=== What you are asked to do ===
In the records that follow, show each line where the word "smoother" is present.

=== Stored data entries ===
===============

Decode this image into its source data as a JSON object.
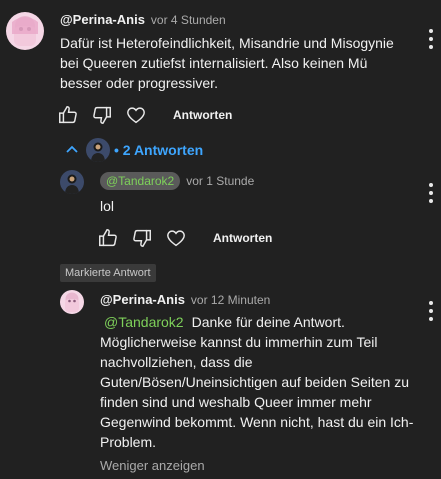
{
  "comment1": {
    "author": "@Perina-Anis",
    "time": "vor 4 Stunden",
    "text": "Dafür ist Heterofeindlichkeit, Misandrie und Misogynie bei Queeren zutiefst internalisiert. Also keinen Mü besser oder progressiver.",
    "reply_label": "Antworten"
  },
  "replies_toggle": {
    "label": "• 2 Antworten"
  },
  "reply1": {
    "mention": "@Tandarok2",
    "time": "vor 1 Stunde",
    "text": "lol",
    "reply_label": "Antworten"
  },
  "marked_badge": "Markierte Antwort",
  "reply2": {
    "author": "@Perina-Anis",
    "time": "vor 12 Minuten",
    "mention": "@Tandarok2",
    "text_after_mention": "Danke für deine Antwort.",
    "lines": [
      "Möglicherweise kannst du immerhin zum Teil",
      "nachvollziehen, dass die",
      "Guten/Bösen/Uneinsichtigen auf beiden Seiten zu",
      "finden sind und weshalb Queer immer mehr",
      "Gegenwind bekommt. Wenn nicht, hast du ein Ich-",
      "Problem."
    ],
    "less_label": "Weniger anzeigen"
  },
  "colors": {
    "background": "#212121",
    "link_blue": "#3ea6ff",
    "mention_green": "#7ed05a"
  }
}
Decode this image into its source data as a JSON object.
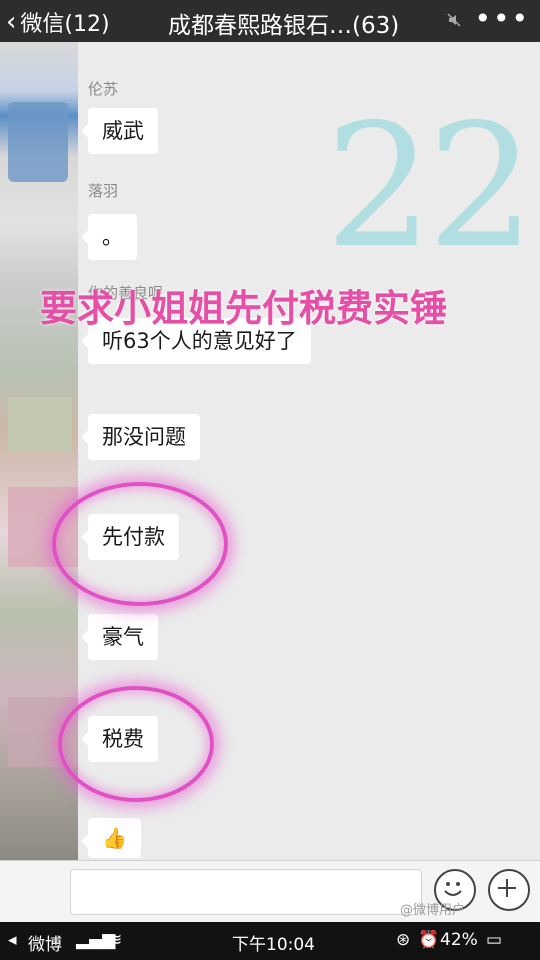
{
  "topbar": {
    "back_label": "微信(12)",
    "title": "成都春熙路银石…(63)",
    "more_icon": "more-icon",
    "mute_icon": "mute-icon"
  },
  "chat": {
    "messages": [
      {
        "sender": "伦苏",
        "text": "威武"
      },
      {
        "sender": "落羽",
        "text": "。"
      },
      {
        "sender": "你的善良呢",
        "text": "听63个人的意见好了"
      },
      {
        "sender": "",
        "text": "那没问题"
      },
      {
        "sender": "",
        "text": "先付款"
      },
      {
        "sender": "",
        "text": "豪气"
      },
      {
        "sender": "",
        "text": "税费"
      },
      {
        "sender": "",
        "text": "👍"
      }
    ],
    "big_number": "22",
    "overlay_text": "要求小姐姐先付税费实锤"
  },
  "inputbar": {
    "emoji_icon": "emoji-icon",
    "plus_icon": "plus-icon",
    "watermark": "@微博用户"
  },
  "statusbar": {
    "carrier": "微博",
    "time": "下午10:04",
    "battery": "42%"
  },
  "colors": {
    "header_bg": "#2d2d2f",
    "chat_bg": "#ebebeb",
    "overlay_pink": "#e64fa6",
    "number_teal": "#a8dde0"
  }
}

===============

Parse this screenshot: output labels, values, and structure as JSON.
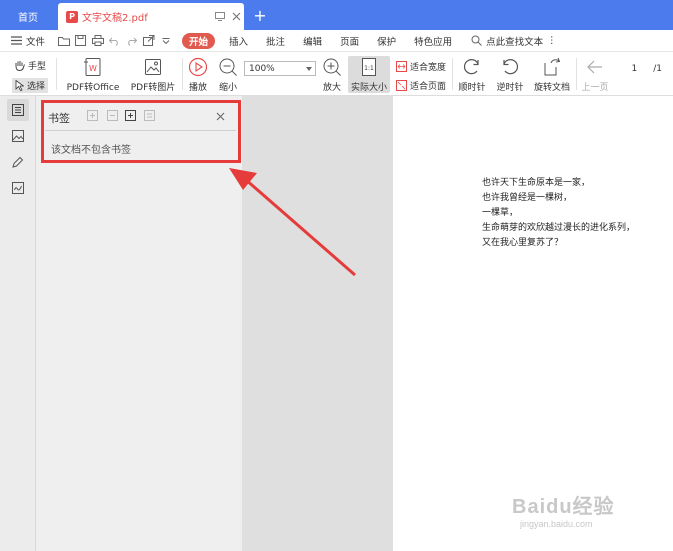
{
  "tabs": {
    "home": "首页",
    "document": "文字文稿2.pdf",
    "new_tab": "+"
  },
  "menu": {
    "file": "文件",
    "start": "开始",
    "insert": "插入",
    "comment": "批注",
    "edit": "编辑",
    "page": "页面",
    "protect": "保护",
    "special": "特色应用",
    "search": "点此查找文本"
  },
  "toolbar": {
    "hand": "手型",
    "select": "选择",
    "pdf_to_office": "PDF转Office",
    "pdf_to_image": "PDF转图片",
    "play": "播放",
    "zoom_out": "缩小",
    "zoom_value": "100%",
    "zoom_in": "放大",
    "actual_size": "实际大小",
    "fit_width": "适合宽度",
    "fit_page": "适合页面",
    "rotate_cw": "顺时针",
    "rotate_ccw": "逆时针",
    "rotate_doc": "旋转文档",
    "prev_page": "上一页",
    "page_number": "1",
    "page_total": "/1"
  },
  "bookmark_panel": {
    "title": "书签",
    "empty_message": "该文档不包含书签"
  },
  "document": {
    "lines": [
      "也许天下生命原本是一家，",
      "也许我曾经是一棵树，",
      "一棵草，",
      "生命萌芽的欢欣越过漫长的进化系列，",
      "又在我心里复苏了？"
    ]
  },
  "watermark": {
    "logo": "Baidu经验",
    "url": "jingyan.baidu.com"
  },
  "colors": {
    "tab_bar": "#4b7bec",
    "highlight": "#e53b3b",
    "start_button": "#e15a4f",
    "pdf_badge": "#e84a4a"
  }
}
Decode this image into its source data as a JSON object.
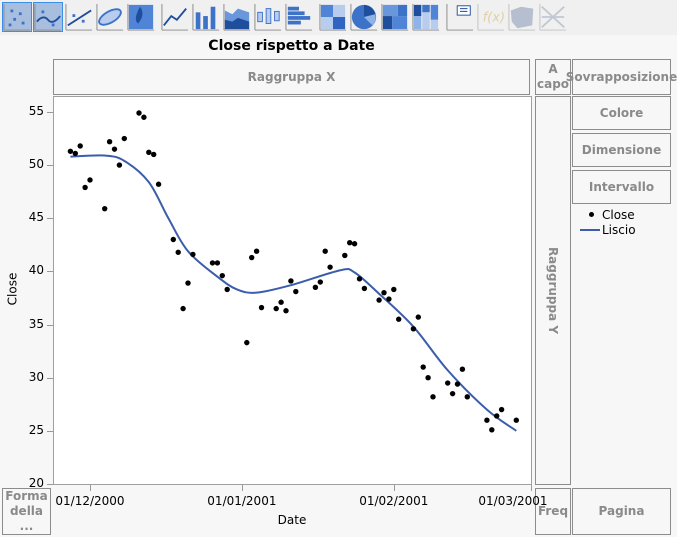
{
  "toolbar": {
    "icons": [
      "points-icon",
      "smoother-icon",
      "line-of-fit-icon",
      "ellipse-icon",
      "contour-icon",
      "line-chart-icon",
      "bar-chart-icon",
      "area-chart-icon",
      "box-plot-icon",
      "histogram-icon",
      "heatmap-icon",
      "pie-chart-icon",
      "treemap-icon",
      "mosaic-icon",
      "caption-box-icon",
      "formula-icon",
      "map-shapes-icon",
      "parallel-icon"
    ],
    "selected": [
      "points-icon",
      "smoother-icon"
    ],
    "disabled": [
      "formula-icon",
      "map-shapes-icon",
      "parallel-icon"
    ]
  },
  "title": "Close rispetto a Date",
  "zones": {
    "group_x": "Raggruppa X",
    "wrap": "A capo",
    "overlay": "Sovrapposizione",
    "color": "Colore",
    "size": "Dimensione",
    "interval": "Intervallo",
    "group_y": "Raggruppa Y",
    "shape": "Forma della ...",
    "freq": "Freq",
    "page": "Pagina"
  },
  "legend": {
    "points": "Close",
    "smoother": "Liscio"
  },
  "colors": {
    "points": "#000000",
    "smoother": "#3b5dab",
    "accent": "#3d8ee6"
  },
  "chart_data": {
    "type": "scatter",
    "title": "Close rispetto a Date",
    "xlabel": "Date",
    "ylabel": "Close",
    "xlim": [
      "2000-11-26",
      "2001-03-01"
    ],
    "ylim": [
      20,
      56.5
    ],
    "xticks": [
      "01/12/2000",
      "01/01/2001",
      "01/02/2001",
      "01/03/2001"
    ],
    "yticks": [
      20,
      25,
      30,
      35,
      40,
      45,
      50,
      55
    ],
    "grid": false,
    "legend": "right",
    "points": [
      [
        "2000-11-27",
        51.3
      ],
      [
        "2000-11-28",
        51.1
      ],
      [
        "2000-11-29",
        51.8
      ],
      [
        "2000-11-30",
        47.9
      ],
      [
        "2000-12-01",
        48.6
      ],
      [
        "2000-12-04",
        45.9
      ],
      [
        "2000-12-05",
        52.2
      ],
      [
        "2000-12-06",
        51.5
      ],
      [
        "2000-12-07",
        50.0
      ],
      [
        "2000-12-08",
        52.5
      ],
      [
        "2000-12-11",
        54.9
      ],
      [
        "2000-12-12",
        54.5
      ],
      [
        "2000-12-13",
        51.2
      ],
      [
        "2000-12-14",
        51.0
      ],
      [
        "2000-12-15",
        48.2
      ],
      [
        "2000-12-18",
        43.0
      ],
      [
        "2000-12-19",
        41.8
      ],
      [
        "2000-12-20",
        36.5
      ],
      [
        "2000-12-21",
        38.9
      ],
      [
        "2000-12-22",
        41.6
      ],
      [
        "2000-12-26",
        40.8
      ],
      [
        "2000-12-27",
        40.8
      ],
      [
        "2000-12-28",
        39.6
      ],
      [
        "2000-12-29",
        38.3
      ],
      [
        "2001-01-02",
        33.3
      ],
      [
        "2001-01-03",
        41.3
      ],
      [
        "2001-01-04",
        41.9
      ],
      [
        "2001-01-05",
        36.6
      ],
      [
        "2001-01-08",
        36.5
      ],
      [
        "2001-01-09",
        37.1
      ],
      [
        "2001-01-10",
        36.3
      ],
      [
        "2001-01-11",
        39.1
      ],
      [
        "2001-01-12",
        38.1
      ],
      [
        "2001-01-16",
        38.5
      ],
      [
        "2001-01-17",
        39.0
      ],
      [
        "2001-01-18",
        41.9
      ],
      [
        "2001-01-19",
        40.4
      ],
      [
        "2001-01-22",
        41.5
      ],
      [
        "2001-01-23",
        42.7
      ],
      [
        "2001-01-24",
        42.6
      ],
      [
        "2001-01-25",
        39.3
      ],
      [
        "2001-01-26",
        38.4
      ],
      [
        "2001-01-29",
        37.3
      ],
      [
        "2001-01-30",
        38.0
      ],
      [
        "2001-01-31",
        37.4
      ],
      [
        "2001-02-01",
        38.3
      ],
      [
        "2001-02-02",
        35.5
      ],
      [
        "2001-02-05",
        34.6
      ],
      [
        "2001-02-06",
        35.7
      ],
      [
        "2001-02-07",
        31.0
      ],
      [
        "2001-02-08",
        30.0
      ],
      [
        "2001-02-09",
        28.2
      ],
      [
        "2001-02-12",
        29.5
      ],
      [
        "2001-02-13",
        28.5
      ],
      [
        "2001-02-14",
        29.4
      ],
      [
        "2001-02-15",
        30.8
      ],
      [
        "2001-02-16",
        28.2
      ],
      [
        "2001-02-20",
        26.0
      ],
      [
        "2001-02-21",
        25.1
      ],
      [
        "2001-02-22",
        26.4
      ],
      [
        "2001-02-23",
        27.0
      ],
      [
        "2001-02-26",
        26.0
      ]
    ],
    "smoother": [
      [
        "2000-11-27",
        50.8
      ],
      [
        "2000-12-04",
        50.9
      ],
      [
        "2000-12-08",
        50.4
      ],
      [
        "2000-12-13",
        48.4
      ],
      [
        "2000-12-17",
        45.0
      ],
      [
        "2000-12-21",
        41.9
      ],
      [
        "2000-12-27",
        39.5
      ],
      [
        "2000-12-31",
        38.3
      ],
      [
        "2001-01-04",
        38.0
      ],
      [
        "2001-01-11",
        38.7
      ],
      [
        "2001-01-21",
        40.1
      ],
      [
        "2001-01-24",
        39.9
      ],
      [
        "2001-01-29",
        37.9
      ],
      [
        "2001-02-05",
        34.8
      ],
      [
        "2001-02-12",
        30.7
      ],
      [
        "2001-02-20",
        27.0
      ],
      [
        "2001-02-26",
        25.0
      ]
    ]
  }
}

===============

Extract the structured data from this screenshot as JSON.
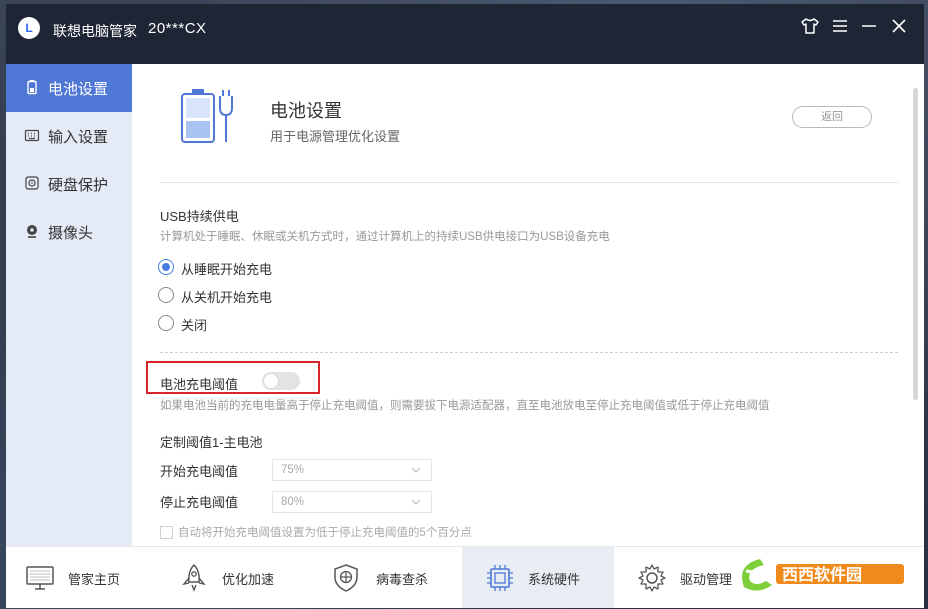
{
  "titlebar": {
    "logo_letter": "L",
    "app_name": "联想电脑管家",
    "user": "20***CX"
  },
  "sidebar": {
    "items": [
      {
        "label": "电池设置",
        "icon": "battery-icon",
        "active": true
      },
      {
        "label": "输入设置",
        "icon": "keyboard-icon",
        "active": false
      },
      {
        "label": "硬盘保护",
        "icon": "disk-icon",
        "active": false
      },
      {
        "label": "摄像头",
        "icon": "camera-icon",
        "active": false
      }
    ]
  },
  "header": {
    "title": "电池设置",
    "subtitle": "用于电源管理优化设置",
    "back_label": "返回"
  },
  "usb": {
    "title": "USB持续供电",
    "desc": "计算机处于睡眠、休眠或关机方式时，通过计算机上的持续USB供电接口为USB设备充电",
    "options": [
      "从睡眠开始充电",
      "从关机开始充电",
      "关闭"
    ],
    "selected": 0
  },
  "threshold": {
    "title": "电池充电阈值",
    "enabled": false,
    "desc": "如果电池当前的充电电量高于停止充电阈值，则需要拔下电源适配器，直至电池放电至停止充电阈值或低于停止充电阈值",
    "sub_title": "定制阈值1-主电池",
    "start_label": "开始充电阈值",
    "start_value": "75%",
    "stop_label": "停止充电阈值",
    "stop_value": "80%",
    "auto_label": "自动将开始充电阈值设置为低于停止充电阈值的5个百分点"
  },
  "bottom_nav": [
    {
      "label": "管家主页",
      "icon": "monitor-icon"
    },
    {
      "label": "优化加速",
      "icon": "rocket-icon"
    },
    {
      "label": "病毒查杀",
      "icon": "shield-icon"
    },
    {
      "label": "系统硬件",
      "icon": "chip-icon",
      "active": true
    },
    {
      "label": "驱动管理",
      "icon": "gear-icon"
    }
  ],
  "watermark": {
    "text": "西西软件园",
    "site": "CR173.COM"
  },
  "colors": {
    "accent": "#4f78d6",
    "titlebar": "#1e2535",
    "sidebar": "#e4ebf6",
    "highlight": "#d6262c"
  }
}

===============

=== Answer to this task ===
      "smoother-icon",
      "smoother-icon"
    "smoother": "Liscio"
    "smoother": "#3b5dab",
    "smoother": [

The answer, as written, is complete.